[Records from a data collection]
━━━━━━

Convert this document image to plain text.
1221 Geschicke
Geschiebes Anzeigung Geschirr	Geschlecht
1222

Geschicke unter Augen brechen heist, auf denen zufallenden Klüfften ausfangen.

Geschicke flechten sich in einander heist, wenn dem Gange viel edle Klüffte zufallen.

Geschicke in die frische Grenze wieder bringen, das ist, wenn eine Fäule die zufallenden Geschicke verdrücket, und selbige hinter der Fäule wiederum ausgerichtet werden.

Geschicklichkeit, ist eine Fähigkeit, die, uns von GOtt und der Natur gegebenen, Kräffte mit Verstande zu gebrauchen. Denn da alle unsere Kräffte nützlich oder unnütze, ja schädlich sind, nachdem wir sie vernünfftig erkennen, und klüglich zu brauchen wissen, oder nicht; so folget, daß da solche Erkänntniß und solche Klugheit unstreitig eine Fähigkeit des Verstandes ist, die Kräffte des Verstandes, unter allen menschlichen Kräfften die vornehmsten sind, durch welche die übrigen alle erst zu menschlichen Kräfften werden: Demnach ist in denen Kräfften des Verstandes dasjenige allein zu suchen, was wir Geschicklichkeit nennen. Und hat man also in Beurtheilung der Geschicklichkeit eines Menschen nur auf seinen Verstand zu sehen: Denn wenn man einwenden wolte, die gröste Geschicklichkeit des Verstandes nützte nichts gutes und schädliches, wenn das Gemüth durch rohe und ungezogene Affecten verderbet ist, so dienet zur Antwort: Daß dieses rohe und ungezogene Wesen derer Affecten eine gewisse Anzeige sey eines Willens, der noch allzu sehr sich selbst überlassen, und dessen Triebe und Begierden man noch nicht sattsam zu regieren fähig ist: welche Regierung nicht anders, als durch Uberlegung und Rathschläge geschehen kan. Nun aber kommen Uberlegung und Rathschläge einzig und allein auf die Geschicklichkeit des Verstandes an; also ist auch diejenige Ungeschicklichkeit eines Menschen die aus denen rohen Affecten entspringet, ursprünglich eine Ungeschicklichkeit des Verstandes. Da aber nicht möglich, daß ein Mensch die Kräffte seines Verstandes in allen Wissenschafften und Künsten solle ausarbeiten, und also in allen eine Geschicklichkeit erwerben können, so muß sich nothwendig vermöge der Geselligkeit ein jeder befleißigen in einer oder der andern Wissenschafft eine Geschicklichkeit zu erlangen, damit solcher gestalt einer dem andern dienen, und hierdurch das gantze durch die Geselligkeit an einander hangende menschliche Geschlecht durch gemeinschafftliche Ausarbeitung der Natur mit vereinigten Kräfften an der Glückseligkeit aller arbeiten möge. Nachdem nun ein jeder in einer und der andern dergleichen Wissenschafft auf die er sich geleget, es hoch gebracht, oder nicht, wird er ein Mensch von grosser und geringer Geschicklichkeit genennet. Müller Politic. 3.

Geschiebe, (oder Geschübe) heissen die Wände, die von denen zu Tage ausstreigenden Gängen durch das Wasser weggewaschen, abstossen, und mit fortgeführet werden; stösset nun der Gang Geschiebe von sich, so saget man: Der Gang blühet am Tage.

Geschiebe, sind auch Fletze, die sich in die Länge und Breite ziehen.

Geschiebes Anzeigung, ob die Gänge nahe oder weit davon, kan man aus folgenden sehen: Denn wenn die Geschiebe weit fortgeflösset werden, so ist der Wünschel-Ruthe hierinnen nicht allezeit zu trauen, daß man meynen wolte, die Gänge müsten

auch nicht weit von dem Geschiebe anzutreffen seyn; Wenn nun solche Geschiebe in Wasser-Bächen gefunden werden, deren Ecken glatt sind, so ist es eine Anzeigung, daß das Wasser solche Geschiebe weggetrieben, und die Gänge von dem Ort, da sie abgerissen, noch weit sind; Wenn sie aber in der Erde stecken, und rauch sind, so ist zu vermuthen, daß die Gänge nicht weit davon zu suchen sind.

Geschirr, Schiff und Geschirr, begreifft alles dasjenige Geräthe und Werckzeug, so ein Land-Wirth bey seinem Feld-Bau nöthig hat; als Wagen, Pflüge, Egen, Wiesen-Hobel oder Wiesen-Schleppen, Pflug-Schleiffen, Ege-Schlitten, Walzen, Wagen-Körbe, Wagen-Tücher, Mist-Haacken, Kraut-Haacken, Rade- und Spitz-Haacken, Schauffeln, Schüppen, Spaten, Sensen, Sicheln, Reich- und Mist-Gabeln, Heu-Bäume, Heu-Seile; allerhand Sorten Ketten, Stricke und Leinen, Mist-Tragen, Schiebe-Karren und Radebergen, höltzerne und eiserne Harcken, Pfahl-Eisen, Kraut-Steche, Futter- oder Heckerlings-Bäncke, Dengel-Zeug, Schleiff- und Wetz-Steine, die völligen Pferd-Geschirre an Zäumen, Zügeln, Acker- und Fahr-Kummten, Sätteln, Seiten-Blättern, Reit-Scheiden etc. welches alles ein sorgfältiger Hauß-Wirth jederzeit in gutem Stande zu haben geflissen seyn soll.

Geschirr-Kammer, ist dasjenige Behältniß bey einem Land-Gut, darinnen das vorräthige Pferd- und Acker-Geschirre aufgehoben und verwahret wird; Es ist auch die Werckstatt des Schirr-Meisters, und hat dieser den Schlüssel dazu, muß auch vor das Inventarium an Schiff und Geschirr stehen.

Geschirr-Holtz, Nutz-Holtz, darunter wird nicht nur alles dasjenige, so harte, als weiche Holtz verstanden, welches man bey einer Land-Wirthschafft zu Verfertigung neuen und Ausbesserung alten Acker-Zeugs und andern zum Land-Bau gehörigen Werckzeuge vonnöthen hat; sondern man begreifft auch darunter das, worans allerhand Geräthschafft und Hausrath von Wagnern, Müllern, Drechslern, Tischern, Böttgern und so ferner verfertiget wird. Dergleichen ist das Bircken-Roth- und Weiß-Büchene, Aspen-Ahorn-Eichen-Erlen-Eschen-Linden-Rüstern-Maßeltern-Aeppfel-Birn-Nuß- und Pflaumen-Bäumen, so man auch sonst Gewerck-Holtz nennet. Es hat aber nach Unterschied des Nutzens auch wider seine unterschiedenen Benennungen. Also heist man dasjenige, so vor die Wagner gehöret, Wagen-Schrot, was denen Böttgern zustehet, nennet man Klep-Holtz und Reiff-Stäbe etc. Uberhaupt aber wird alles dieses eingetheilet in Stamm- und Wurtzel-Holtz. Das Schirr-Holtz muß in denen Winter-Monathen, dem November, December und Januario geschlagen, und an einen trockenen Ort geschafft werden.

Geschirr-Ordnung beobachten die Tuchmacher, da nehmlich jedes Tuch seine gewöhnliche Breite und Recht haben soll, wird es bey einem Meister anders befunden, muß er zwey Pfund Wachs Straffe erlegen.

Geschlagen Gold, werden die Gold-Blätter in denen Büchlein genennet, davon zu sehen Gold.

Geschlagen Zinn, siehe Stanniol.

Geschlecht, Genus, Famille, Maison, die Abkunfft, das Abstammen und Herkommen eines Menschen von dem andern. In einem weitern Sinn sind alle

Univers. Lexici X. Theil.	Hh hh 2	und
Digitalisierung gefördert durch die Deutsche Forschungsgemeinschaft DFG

━━━━━━

Your task is to repeat the data exactly, with nothing left out.

▶ **SOLUTION**:
Convert this document image to plain text.
1221 Geschicke
Geschiebes Anzeigung Geschirr	Geschlecht
1222

Geschicke unter Augen brechen heist, auf denen zufallenden Klüfften ausfangen.

Geschicke flechten sich in einander heist, wenn dem Gange viel edle Klüffte zufallen.

Geschicke in die frische Grenze wieder bringen, das ist, wenn eine Fäule die zufallenden Geschicke verdrücket, und selbige hinter der Fäule wiederum ausgerichtet werden.

Geschicklichkeit, ist eine Fähigkeit, die, uns von GOtt und der Natur gegebenen, Kräffte mit Verstande zu gebrauchen. Denn da alle unsere Kräffte nützlich oder unnütze, ja schädlich sind, nachdem wir sie vernünfftig erkennen, und klüglich zu brauchen wissen, oder nicht; so folget, daß da solche Erkänntniß und solche Klugheit unstreitig eine Fähigkeit des Verstandes ist, die Kräffte des Verstandes, unter allen menschlichen Kräfften die vornehmsten sind, durch welche die übrigen alle erst zu menschlichen Kräfften werden: Demnach ist in denen Kräfften des Verstandes dasjenige allein zu suchen, was wir Geschicklichkeit nennen. Und hat man also in Beurtheilung der Geschicklichkeit eines Menschen nur auf seinen Verstand zu sehen: Denn wenn man einwenden wolte, die gröste Geschicklichkeit des Verstandes nützte nichts gutes und schädliches, wenn das Gemüth durch rohe und ungezogene Affecten verderbet ist, so dienet zur Antwort: Daß dieses rohe und ungezogene Wesen derer Affecten eine gewisse Anzeige sey eines Willens, der noch allzu sehr sich selbst überlassen, und dessen Triebe und Begierden man noch nicht sattsam zu regieren fähig ist: welche Regierung nicht anders, als durch Uberlegung und Rathschläge geschehen kan. Nun aber kommen Uberlegung und Rathschläge einzig und allein auf die Geschicklichkeit des Verstandes an; also ist auch diejenige Ungeschicklichkeit eines Menschen die aus denen rohen Affecten entspringet, ursprünglich eine Ungeschicklichkeit des Verstandes. Da aber nicht möglich, daß ein Mensch die Kräffte seines Verstandes in allen Wissenschafften und Künsten solle ausarbeiten, und also in allen eine Geschicklichkeit erwerben können, so muß sich nothwendig vermöge der Geselligkeit ein jeder befleißigen in einer oder der andern Wissenschafft eine Geschicklichkeit zu erlangen, damit solcher gestalt einer dem andern dienen, und hierdurch das gantze durch die Geselligkeit an einander hangende menschliche Geschlecht durch gemeinschafftliche Ausarbeitung der Natur mit vereinigten Kräfften an der Glückseligkeit aller arbeiten möge. Nachdem nun ein jeder in einer und der andern dergleichen Wissenschafft auf die er sich geleget, es hoch gebracht, oder nicht, wird er ein Mensch von grosser und geringer Geschicklichkeit genennet. Müller Politic. 3.

Geschiebe, (oder Geschübe) heissen die Wände, die von denen zu Tage ausstreigenden Gängen durch das Wasser weggewaschen, abstossen, und mit fortgeführet werden; stösset nun der Gang Geschiebe von sich, so saget man: Der Gang blühet am Tage.

Geschiebe, sind auch Fletze, die sich in die Länge und Breite ziehen.

Geschiebes Anzeigung, ob die Gänge nahe oder weit davon, kan man aus folgenden sehen: Denn wenn die Geschiebe weit fortgeflösset werden, so ist der Wünschel-Ruthe hierinnen nicht allezeit zu trauen, daß man meynen wolte, die Gänge müsten

auch nicht weit von dem Geschiebe anzutreffen seyn; Wenn nun solche Geschiebe in Wasser-Bächen gefunden werden, deren Ecken glatt sind, so ist es eine Anzeigung, daß das Wasser solche Geschiebe weggetrieben, und die Gänge von dem Ort, da sie abgerissen, noch weit sind; Wenn sie aber in der Erde stecken, und rauch sind, so ist zu vermuthen, daß die Gänge nicht weit davon zu suchen sind.

Geschirr, Schiff und Geschirr, begreifft alles dasjenige Geräthe und Werckzeug, so ein Land-Wirth bey seinem Feld-Bau nöthig hat; als Wagen, Pflüge, Egen, Wiesen-Hobel oder Wiesen-Schleppen, Pflug-Schleiffen, Ege-Schlitten, Walzen, Wagen-Körbe, Wagen-Tücher, Mist-Haacken, Kraut-Haacken, Rade- und Spitz-Haacken, Schauffeln, Schüppen, Spaten, Sensen, Sicheln, Reich- und Mist-Gabeln, Heu-Bäume, Heu-Seile; allerhand Sorten Ketten, Stricke und Leinen, Mist-Tragen, Schiebe-Karren und Radebergen, höltzerne und eiserne Harcken, Pfahl-Eisen, Kraut-Steche, Futter- oder Heckerlings-Bäncke, Dengel-Zeug, Schleiff- und Wetz-Steine, die völligen Pferd-Geschirre an Zäumen, Zügeln, Acker- und Fahr-Kummten, Sätteln, Seiten-Blättern, Reit-Scheiden etc. welches alles ein sorgfältiger Hauß-Wirth jederzeit in gutem Stande zu haben geflissen seyn soll.

Geschirr-Kammer, ist dasjenige Behältniß bey einem Land-Gut, darinnen das vorräthige Pferd- und Acker-Geschirre aufgehoben und verwahret wird; Es ist auch die Werckstatt des Schirr-Meisters, und hat dieser den Schlüssel dazu, muß auch vor das Inventarium an Schiff und Geschirr stehen.

Geschirr-Holtz, Nutz-Holtz, darunter wird nicht nur alles dasjenige, so harte, als weiche Holtz verstanden, welches man bey einer Land-Wirthschafft zu Verfertigung neuen und Ausbesserung alten Acker-Zeugs und andern zum Land-Bau gehörigen Werckzeuge vonnöthen hat; sondern man begreifft auch darunter das, worans allerhand Geräthschafft und Hausrath von Wagnern, Müllern, Drechslern, Tischern, Böttgern und so ferner verfertiget wird. Dergleichen ist das Bircken-Roth- und Weiß-Büchene, Aspen-Ahorn-Eichen-Erlen-Eschen-Linden-Rüstern-Maßeltern-Aeppfel-Birn-Nuß- und Pflaumen-Bäumen, so man auch sonst Gewerck-Holtz nennet. Es hat aber nach Unterschied des Nutzens auch wider seine unterschiedenen Benennungen. Also heist man dasjenige, so vor die Wagner gehöret, Wagen-Schrot, was denen Böttgern zustehet, nennet man Klep-Holtz und Reiff-Stäbe etc. Uberhaupt aber wird alles dieses eingetheilet in Stamm- und Wurtzel-Holtz. Das Schirr-Holtz muß in denen Winter-Monathen, dem November, December und Januario geschlagen, und an einen trockenen Ort geschafft werden.

Geschirr-Ordnung beobachten die Tuchmacher, da nehmlich jedes Tuch seine gewöhnliche Breite und Recht haben soll, wird es bey einem Meister anders befunden, muß er zwey Pfund Wachs Straffe erlegen.

Geschlagen Gold, werden die Gold-Blätter in denen Büchlein genennet, davon zu sehen Gold.

Geschlagen Zinn, siehe Stanniol.

Geschlecht, Genus, Famille, Maison, die Abkunfft, das Abstammen und Herkommen eines Menschen von dem andern. In einem weitern Sinn sind alle

Univers. Lexici X. Theil.	Hh hh 2	und
Digitalisierung gefördert durch die Deutsche Forschungsgemeinschaft DFG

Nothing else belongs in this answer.